■ **TASK**
Find the word "propiedad" in the data. Return every line where it appears.

■ **RECORDED INFORMATION**
>> BEGIN

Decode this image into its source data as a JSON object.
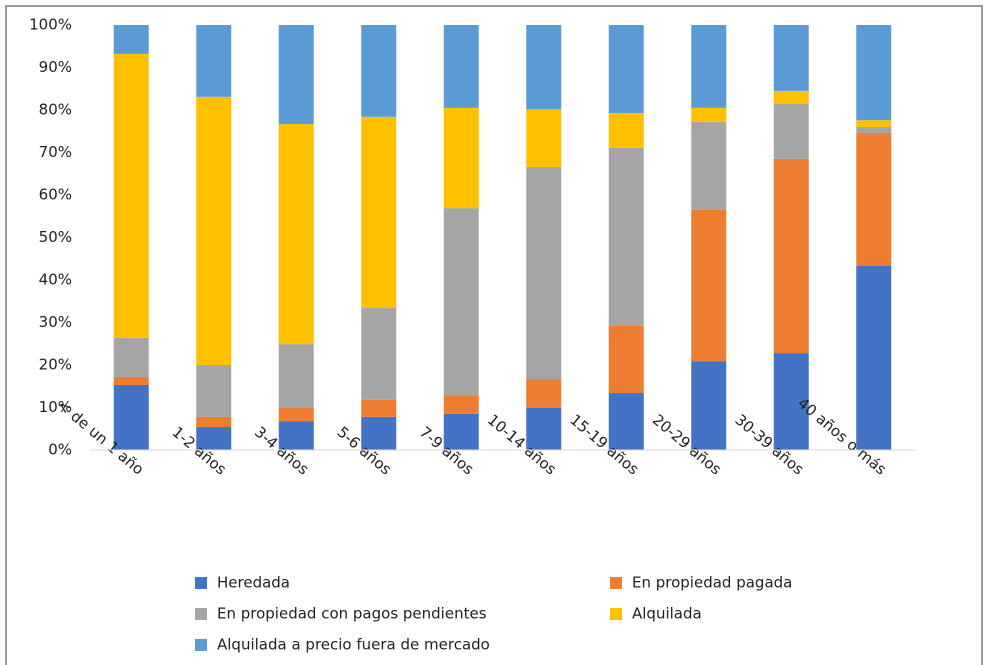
{
  "chart_data": {
    "type": "stacked_bar_percent",
    "categories": [
      "< de un 1 año",
      "1-2 años",
      "3-4 años",
      "5-6 años",
      "7-9 años",
      "10-14 años",
      "15-19 años",
      "20-29 años",
      "30-39 años",
      "40 años o más"
    ],
    "series": [
      {
        "name": "Heredada",
        "color": "#4472c4",
        "values": [
          15.3,
          5.4,
          6.8,
          7.8,
          8.5,
          9.9,
          13.4,
          20.9,
          22.8,
          43.3
        ]
      },
      {
        "name": "En propiedad pagada",
        "color": "#ed7d31",
        "values": [
          1.9,
          2.4,
          3.1,
          4,
          4.4,
          6.8,
          15.8,
          35.6,
          45.7,
          31.3
        ]
      },
      {
        "name": "En propiedad con pagos pendientes",
        "color": "#a5a5a5",
        "values": [
          9.2,
          12.2,
          15,
          21.6,
          44,
          49.9,
          41.9,
          20.7,
          12.9,
          1.4
        ]
      },
      {
        "name": "Alquilada",
        "color": "#ffc000",
        "values": [
          66.8,
          63.1,
          51.8,
          45,
          23.6,
          13.6,
          8.2,
          3.3,
          3.1,
          1.6
        ]
      },
      {
        "name": "Alquilada a precio fuera de mercado",
        "color": "#5b9bd5",
        "values": [
          6.8,
          16.9,
          23.3,
          21.6,
          19.5,
          19.8,
          20.7,
          19.5,
          15.5,
          22.4
        ]
      }
    ],
    "ylim": [
      0,
      100
    ],
    "yticks": [
      {
        "value": 0,
        "label": "0%"
      },
      {
        "value": 10,
        "label": "10%"
      },
      {
        "value": 20,
        "label": "20%"
      },
      {
        "value": 30,
        "label": "30%"
      },
      {
        "value": 40,
        "label": "40%"
      },
      {
        "value": 50,
        "label": "50%"
      },
      {
        "value": 60,
        "label": "60%"
      },
      {
        "value": 70,
        "label": "70%"
      },
      {
        "value": 80,
        "label": "80%"
      },
      {
        "value": 90,
        "label": "90%"
      },
      {
        "value": 100,
        "label": "100%"
      }
    ],
    "legend": "bottom"
  }
}
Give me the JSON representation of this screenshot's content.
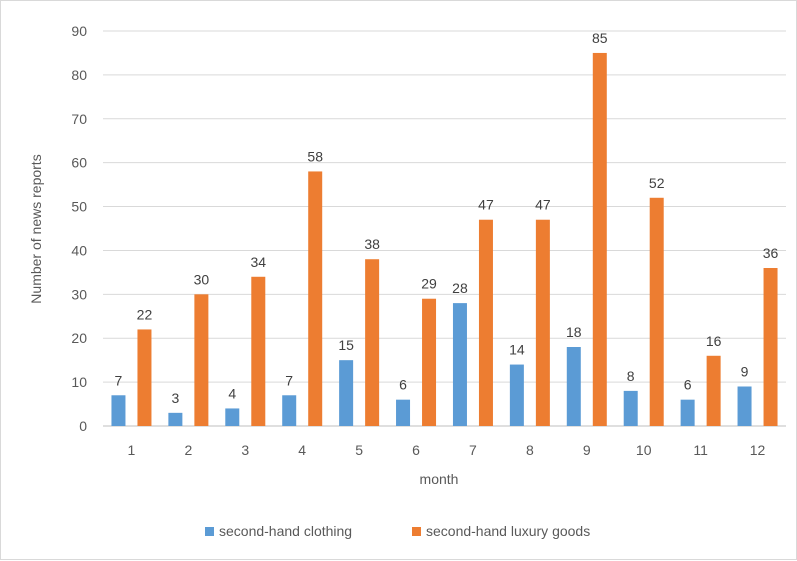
{
  "chart_data": {
    "type": "bar",
    "title": "",
    "xlabel": "month",
    "ylabel": "Number of news reports",
    "ylim": [
      0,
      90
    ],
    "yticks": [
      0,
      10,
      20,
      30,
      40,
      50,
      60,
      70,
      80,
      90
    ],
    "categories": [
      "1",
      "2",
      "3",
      "4",
      "5",
      "6",
      "7",
      "8",
      "9",
      "10",
      "11",
      "12"
    ],
    "series": [
      {
        "name": "second-hand clothing",
        "color": "#5b9bd5",
        "values": [
          7,
          3,
          4,
          7,
          15,
          6,
          28,
          14,
          18,
          8,
          6,
          9
        ]
      },
      {
        "name": "second-hand luxury goods",
        "color": "#ed7d31",
        "values": [
          22,
          30,
          34,
          58,
          38,
          29,
          47,
          47,
          85,
          52,
          16,
          36
        ]
      }
    ],
    "grid": true,
    "legend_position": "bottom"
  }
}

>> END

■ **WRITTEN ANSWER**
        "name": "En propiedad pagada",
        "name": "En propiedad con pagos pendientes",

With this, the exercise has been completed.